> **Set task**: In the listing below, identify each line with the word "where" and return those lines.

> **Material for the task**:
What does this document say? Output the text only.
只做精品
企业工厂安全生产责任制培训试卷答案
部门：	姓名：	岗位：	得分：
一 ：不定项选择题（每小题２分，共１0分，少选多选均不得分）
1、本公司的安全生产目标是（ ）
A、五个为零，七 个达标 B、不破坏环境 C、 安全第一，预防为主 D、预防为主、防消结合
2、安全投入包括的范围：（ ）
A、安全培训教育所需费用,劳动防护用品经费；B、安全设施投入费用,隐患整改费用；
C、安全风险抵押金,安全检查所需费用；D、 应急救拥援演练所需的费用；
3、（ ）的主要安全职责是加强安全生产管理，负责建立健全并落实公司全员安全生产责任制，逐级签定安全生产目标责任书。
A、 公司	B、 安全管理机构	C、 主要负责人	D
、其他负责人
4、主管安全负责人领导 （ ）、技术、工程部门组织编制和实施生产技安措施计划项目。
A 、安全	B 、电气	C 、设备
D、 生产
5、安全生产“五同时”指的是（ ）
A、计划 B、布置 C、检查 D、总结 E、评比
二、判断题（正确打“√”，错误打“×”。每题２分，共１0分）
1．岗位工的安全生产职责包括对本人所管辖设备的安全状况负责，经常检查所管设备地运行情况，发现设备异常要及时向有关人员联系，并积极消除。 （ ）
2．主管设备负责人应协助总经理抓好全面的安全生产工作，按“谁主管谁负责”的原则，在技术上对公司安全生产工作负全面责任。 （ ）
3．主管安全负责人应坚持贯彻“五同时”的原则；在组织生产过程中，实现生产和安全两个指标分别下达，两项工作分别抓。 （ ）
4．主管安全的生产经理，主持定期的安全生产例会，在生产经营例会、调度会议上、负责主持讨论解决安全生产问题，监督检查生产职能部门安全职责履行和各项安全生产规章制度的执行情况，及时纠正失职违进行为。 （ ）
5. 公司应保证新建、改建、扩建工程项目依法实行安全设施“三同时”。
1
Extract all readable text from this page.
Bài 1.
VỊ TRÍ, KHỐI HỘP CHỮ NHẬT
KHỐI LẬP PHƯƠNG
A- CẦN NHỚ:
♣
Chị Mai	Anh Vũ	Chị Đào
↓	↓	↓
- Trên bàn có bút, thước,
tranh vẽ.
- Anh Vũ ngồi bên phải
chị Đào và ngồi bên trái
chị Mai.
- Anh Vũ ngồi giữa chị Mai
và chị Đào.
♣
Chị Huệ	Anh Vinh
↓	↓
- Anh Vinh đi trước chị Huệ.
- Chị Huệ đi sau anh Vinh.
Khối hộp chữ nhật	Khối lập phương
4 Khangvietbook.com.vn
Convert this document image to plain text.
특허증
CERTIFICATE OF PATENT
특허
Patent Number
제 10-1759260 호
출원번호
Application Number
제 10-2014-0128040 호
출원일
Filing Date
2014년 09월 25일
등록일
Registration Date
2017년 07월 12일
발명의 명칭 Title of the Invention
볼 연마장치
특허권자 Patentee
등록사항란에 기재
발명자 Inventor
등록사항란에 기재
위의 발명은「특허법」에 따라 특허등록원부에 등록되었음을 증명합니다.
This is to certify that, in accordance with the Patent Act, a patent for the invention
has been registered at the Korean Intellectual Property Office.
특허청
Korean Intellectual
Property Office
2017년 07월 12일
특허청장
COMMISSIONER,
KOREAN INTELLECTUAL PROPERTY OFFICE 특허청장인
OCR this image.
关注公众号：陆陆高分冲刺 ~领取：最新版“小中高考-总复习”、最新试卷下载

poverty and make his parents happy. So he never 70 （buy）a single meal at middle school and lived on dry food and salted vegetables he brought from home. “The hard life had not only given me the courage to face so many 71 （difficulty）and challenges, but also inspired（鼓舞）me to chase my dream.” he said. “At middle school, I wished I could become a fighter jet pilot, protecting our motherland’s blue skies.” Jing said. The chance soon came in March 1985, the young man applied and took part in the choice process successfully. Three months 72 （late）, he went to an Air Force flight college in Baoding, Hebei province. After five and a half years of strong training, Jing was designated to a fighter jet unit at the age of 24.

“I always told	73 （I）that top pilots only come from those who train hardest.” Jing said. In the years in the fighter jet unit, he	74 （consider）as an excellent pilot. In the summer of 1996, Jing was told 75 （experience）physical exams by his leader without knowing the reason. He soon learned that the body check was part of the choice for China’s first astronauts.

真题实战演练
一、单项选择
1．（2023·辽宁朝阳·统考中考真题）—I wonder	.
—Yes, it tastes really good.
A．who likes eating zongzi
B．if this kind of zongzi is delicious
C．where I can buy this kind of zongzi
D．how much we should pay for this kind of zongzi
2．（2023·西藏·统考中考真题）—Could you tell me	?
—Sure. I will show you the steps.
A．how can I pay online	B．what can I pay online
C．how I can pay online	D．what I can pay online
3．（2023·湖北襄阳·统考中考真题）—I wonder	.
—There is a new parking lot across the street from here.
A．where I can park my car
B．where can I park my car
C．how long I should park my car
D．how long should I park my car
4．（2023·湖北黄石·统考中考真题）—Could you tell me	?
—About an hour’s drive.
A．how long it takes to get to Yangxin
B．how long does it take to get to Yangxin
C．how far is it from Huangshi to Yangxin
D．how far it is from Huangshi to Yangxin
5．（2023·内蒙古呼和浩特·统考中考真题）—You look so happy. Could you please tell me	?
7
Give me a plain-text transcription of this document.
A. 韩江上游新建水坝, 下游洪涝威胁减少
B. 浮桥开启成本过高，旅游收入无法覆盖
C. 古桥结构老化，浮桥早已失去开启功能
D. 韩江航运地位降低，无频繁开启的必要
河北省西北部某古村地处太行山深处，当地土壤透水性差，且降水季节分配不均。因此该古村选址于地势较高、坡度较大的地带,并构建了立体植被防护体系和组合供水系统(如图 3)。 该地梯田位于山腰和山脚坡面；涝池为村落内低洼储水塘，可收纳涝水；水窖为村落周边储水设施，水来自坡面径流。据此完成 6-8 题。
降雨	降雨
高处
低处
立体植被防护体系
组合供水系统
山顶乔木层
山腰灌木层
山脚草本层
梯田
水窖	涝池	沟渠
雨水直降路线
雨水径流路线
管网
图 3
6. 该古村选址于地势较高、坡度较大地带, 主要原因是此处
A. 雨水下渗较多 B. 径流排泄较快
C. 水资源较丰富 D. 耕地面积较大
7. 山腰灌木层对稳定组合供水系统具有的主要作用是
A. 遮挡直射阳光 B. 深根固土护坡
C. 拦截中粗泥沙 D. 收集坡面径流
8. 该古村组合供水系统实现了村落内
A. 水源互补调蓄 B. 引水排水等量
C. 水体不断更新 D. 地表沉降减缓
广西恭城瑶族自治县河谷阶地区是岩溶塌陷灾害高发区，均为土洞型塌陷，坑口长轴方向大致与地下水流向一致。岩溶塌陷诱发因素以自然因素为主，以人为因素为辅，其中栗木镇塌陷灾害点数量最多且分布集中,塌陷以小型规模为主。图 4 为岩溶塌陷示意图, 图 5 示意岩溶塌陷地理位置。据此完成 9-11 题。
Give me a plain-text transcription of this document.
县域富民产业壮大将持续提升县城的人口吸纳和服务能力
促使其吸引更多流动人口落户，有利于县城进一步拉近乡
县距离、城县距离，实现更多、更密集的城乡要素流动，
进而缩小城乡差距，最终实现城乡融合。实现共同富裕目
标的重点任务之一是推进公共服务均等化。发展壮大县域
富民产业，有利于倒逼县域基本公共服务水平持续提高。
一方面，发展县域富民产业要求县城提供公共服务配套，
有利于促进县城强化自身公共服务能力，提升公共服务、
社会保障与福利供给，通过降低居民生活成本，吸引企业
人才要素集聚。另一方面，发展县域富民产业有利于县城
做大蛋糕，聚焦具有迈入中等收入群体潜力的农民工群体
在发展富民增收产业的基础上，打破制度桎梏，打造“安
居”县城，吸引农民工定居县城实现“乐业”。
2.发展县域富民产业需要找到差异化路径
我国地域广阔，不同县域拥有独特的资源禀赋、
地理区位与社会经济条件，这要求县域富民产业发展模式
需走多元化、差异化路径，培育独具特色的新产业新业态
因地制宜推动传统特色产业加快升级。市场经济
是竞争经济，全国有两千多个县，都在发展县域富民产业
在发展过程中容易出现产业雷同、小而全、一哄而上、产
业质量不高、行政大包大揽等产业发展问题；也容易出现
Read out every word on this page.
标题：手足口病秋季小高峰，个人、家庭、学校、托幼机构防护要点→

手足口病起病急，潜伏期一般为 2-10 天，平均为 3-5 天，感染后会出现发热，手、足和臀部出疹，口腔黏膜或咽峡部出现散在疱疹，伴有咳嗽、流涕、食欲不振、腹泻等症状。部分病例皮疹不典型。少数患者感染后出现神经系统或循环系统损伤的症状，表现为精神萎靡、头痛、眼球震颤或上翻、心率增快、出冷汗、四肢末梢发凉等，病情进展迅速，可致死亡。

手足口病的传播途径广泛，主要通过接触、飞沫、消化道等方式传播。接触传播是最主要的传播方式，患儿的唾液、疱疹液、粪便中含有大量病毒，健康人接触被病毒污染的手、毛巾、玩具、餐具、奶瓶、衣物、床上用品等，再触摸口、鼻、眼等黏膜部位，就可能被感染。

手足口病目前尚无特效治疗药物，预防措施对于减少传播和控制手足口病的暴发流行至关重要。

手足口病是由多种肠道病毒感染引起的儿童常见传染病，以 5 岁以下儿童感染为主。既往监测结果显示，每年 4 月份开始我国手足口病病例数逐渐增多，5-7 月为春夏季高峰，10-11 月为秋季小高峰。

> **Answer below**:
C．where I can buy this kind of zongzi
A．where I can park my car
B．where can I park my car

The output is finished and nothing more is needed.